- [Task objective]:
Records follow. Pull out every line that contains "text".

- [Records for the exercise]:
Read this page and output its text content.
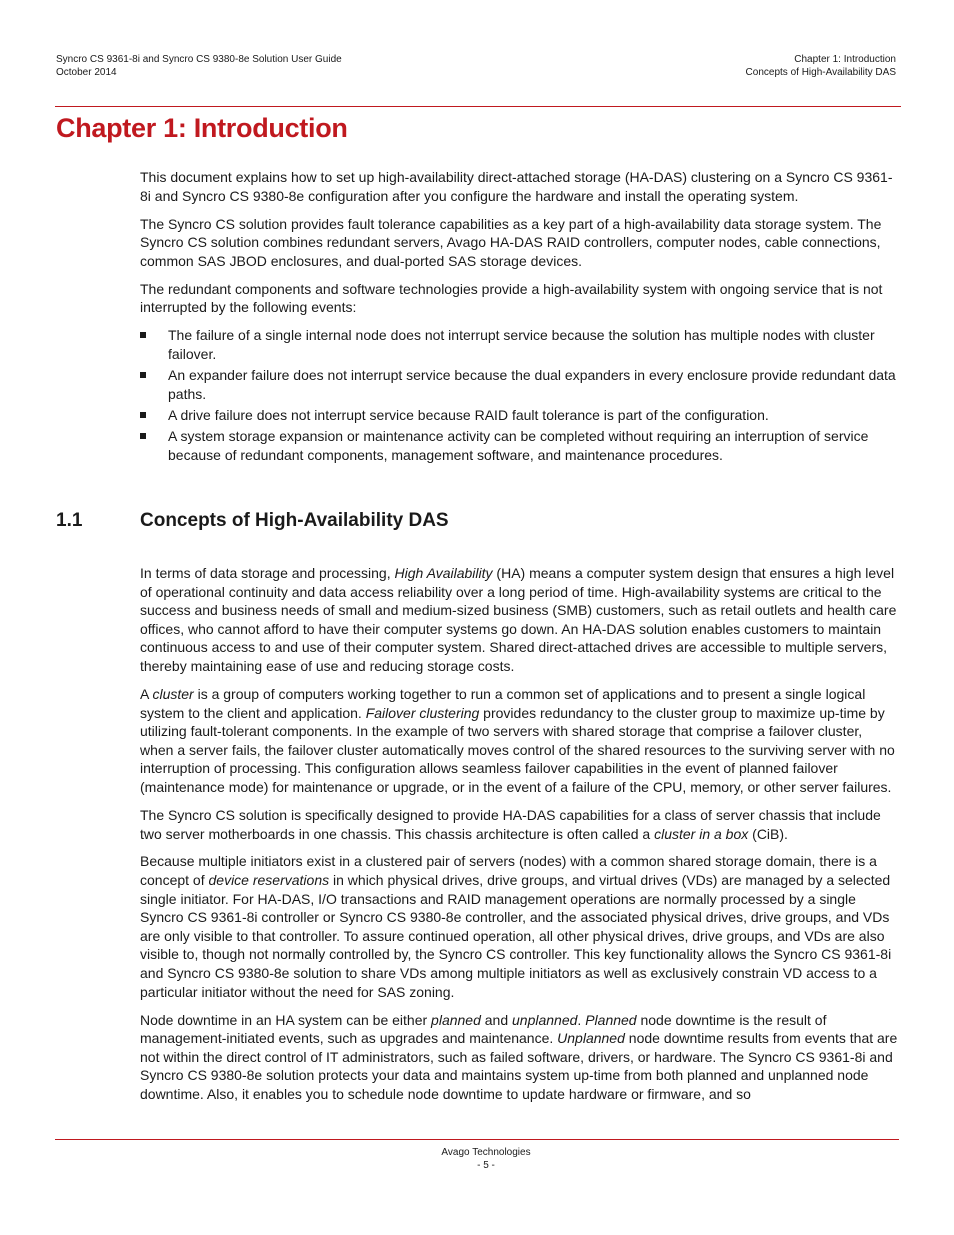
Syncro CS 9361-8i and Syncro CS 9380-8e Solution User Guide
October 2014
Chapter 1: Introduction
Concepts of High-Availability DAS
Chapter 1: Introduction

This document explains how to set up high-availability direct-attached storage (HA-DAS) clustering on a Syncro CS 9361-8i and Syncro CS 9380-8e configuration after you configure the hardware and install the operating system.

The Syncro CS solution provides fault tolerance capabilities as a key part of a high-availability data storage system. The Syncro CS solution combines redundant servers, Avago HA-DAS RAID controllers, computer nodes, cable connections, common SAS JBOD enclosures, and dual-ported SAS storage devices.

The redundant components and software technologies provide a high-availability system with ongoing service that is not interrupted by the following events:

The failure of a single internal node does not interrupt service because the solution has multiple nodes with cluster failover.
An expander failure does not interrupt service because the dual expanders in every enclosure provide redundant data paths.
A drive failure does not interrupt service because RAID fault tolerance is part of the configuration.
A system storage expansion or maintenance activity can be completed without requiring an interruption of service because of redundant components, management software, and maintenance procedures.
1.1	Concepts of High-Availability DAS

In terms of data storage and processing, High Availability (HA) means a computer system design that ensures a high level of operational continuity and data access reliability over a long period of time. High-availability systems are critical to the success and business needs of small and medium-sized business (SMB) customers, such as retail outlets and health care offices, who cannot afford to have their computer systems go down. An HA-DAS solution enables customers to maintain continuous access to and use of their computer system. Shared direct-attached drives are accessible to multiple servers, thereby maintaining ease of use and reducing storage costs.

A cluster is a group of computers working together to run a common set of applications and to present a single logical system to the client and application. Failover clustering provides redundancy to the cluster group to maximize up-time by utilizing fault-tolerant components. In the example of two servers with shared storage that comprise a failover cluster, when a server fails, the failover cluster automatically moves control of the shared resources to the surviving server with no interruption of processing. This configuration allows seamless failover capabilities in the event of planned failover (maintenance mode) for maintenance or upgrade, or in the event of a failure of the CPU, memory, or other server failures.

The Syncro CS solution is specifically designed to provide HA-DAS capabilities for a class of server chassis that include two server motherboards in one chassis. This chassis architecture is often called a cluster in a box (CiB).

Because multiple initiators exist in a clustered pair of servers (nodes) with a common shared storage domain, there is a concept of device reservations in which physical drives, drive groups, and virtual drives (VDs) are managed by a selected single initiator. For HA-DAS, I/O transactions and RAID management operations are normally processed by a single Syncro CS 9361-8i controller or Syncro CS 9380-8e controller, and the associated physical drives, drive groups, and VDs are only visible to that controller. To assure continued operation, all other physical drives, drive groups, and VDs are also visible to, though not normally controlled by, the Syncro CS controller. This key functionality allows the Syncro CS 9361-8i and Syncro CS 9380-8e solution to share VDs among multiple initiators as well as exclusively constrain VD access to a particular initiator without the need for SAS zoning.

Node downtime in an HA system can be either planned and unplanned. Planned node downtime is the result of management-initiated events, such as upgrades and maintenance. Unplanned node downtime results from events that are not within the direct control of IT administrators, such as failed software, drivers, or hardware. The Syncro CS 9361-8i and Syncro CS 9380-8e solution protects your data and maintains system up-time from both planned and unplanned node downtime. Also, it enables you to schedule node downtime to update hardware or firmware, and so

Avago Technologies
- 5 -
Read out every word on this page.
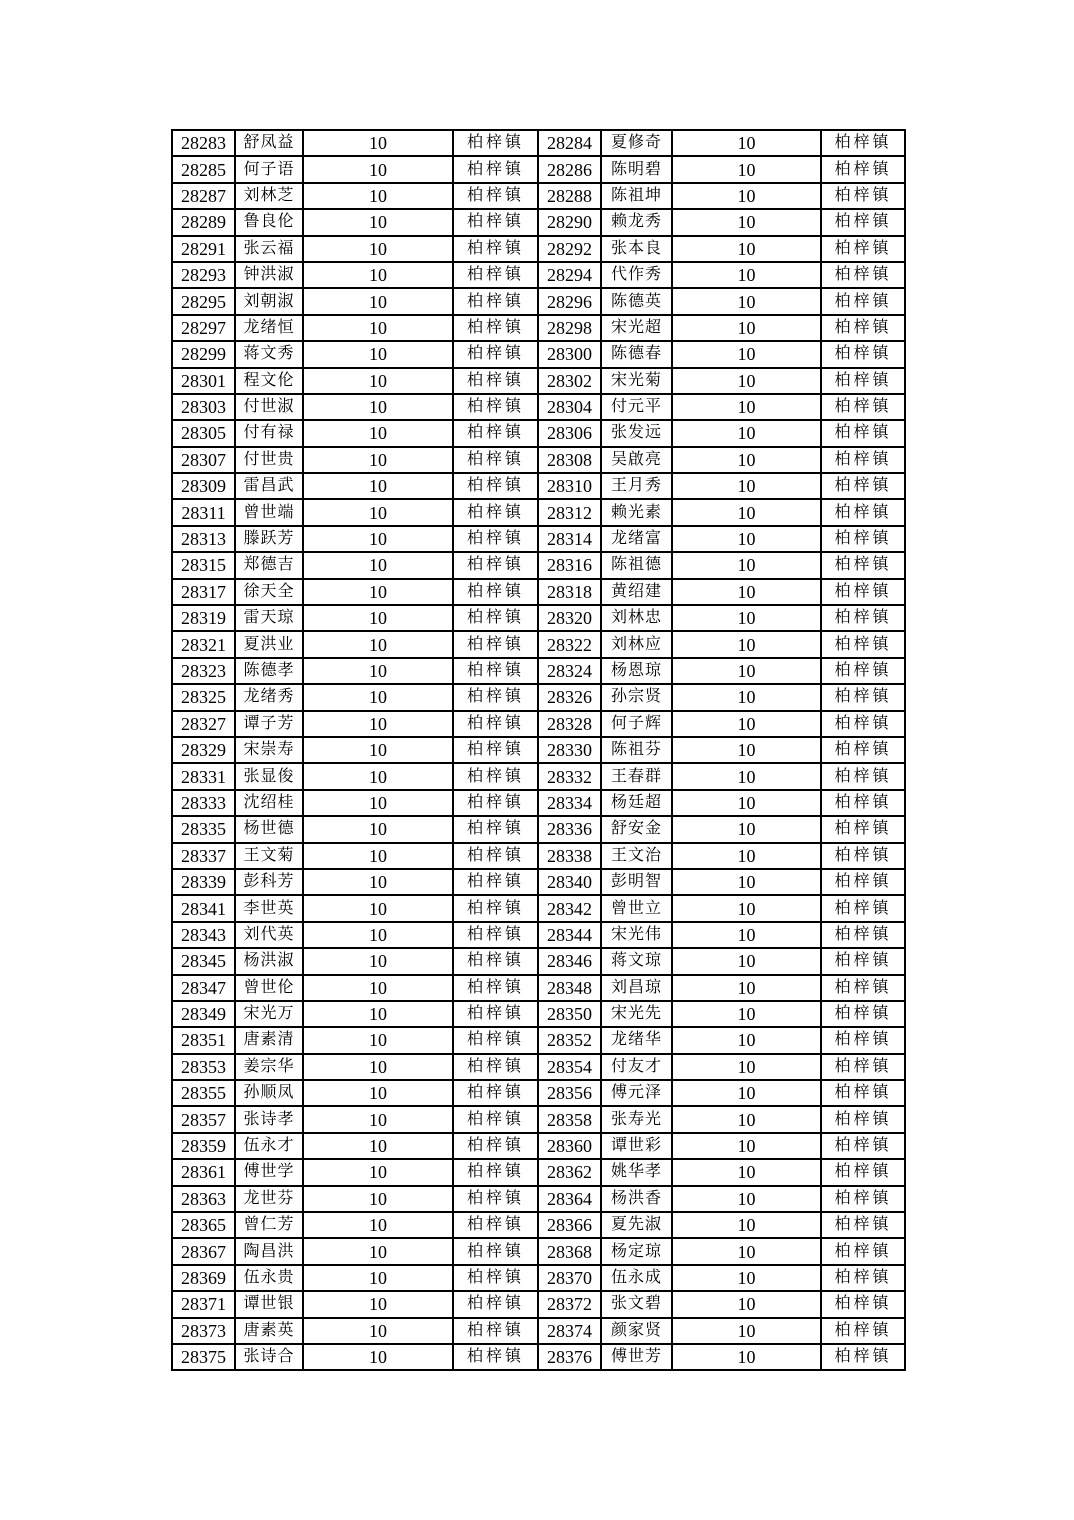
28283	舒凤益	10	柏梓镇	28284	夏修奇	10	柏梓镇
28285	何子语	10	柏梓镇	28286	陈明碧	10	柏梓镇
28287	刘林芝	10	柏梓镇	28288	陈祖坤	10	柏梓镇
28289	鲁良伦	10	柏梓镇	28290	赖龙秀	10	柏梓镇
28291	张云福	10	柏梓镇	28292	张本良	10	柏梓镇
28293	钟洪淑	10	柏梓镇	28294	代作秀	10	柏梓镇
28295	刘朝淑	10	柏梓镇	28296	陈德英	10	柏梓镇
28297	龙绪恒	10	柏梓镇	28298	宋光超	10	柏梓镇
28299	蒋文秀	10	柏梓镇	28300	陈德春	10	柏梓镇
28301	程文伦	10	柏梓镇	28302	宋光菊	10	柏梓镇
28303	付世淑	10	柏梓镇	28304	付元平	10	柏梓镇
28305	付有禄	10	柏梓镇	28306	张发远	10	柏梓镇
28307	付世贵	10	柏梓镇	28308	吴啟亮	10	柏梓镇
28309	雷昌武	10	柏梓镇	28310	王月秀	10	柏梓镇
28311	曾世端	10	柏梓镇	28312	赖光素	10	柏梓镇
28313	滕跃芳	10	柏梓镇	28314	龙绪富	10	柏梓镇
28315	郑德吉	10	柏梓镇	28316	陈祖德	10	柏梓镇
28317	徐天全	10	柏梓镇	28318	黄绍建	10	柏梓镇
28319	雷天琼	10	柏梓镇	28320	刘林忠	10	柏梓镇
28321	夏洪业	10	柏梓镇	28322	刘林应	10	柏梓镇
28323	陈德孝	10	柏梓镇	28324	杨恩琼	10	柏梓镇
28325	龙绪秀	10	柏梓镇	28326	孙宗贤	10	柏梓镇
28327	谭子芳	10	柏梓镇	28328	何子辉	10	柏梓镇
28329	宋崇寿	10	柏梓镇	28330	陈祖芬	10	柏梓镇
28331	张显俊	10	柏梓镇	28332	王春群	10	柏梓镇
28333	沈绍桂	10	柏梓镇	28334	杨廷超	10	柏梓镇
28335	杨世德	10	柏梓镇	28336	舒安金	10	柏梓镇
28337	王文菊	10	柏梓镇	28338	王文治	10	柏梓镇
28339	彭科芳	10	柏梓镇	28340	彭明智	10	柏梓镇
28341	李世英	10	柏梓镇	28342	曾世立	10	柏梓镇
28343	刘代英	10	柏梓镇	28344	宋光伟	10	柏梓镇
28345	杨洪淑	10	柏梓镇	28346	蒋文琼	10	柏梓镇
28347	曾世伦	10	柏梓镇	28348	刘昌琼	10	柏梓镇
28349	宋光万	10	柏梓镇	28350	宋光先	10	柏梓镇
28351	唐素清	10	柏梓镇	28352	龙绪华	10	柏梓镇
28353	姜宗华	10	柏梓镇	28354	付友才	10	柏梓镇
28355	孙顺凤	10	柏梓镇	28356	傅元泽	10	柏梓镇
28357	张诗孝	10	柏梓镇	28358	张寿光	10	柏梓镇
28359	伍永才	10	柏梓镇	28360	谭世彩	10	柏梓镇
28361	傅世学	10	柏梓镇	28362	姚华孝	10	柏梓镇
28363	龙世芬	10	柏梓镇	28364	杨洪香	10	柏梓镇
28365	曾仁芳	10	柏梓镇	28366	夏先淑	10	柏梓镇
28367	陶昌洪	10	柏梓镇	28368	杨定琼	10	柏梓镇
28369	伍永贵	10	柏梓镇	28370	伍永成	10	柏梓镇
28371	谭世银	10	柏梓镇	28372	张文碧	10	柏梓镇
28373	唐素英	10	柏梓镇	28374	颜家贤	10	柏梓镇
28375	张诗合	10	柏梓镇	28376	傅世芳	10	柏梓镇
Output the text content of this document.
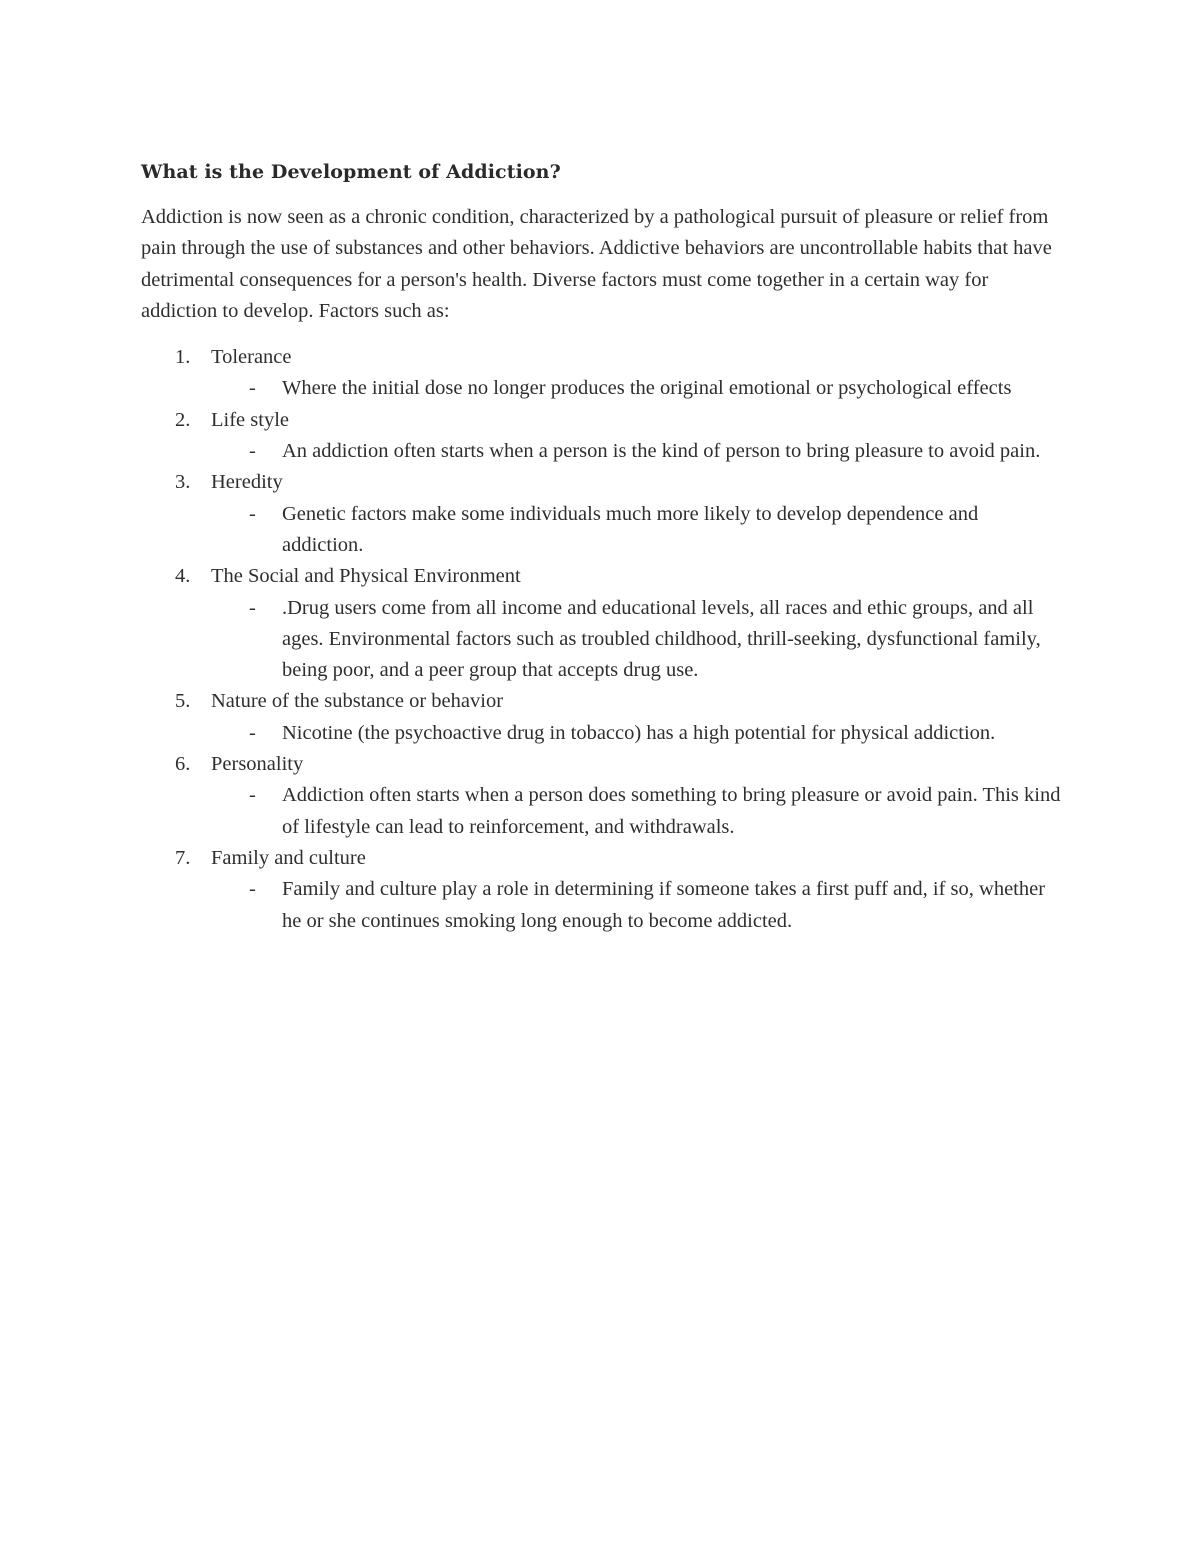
What is the Development of Addiction?

Addiction is now seen as a chronic condition, characterized by a pathological pursuit of pleasure or relief from pain through the use of substances and other behaviors. Addictive behaviors are uncontrollable habits that have detrimental consequences for a person's health. Diverse factors must come together in a certain way for addiction to develop. Factors such as:

1. Tolerance
- Where the initial dose no longer produces the original emotional or psychological effects
2. Life style
- An addiction often starts when a person is the kind of person to bring pleasure to avoid pain.
3. Heredity
- Genetic factors make some individuals much more likely to develop dependence and addiction.
4. The Social and Physical Environment
- .Drug users come from all income and educational levels, all races and ethic groups, and all ages. Environmental factors such as troubled childhood, thrill-seeking, dysfunctional family, being poor, and a peer group that accepts drug use.
5. Nature of the substance or behavior
- Nicotine (the psychoactive drug in tobacco) has a high potential for physical addiction.
6. Personality
- Addiction often starts when a person does something to bring pleasure or avoid pain. This kind of lifestyle can lead to reinforcement, and withdrawals.
7. Family and culture
- Family and culture play a role in determining if someone takes a first puff and, if so, whether he or she continues smoking long enough to become addicted.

- [Result]:
Read this page and output its text content.
Output the text content of this document.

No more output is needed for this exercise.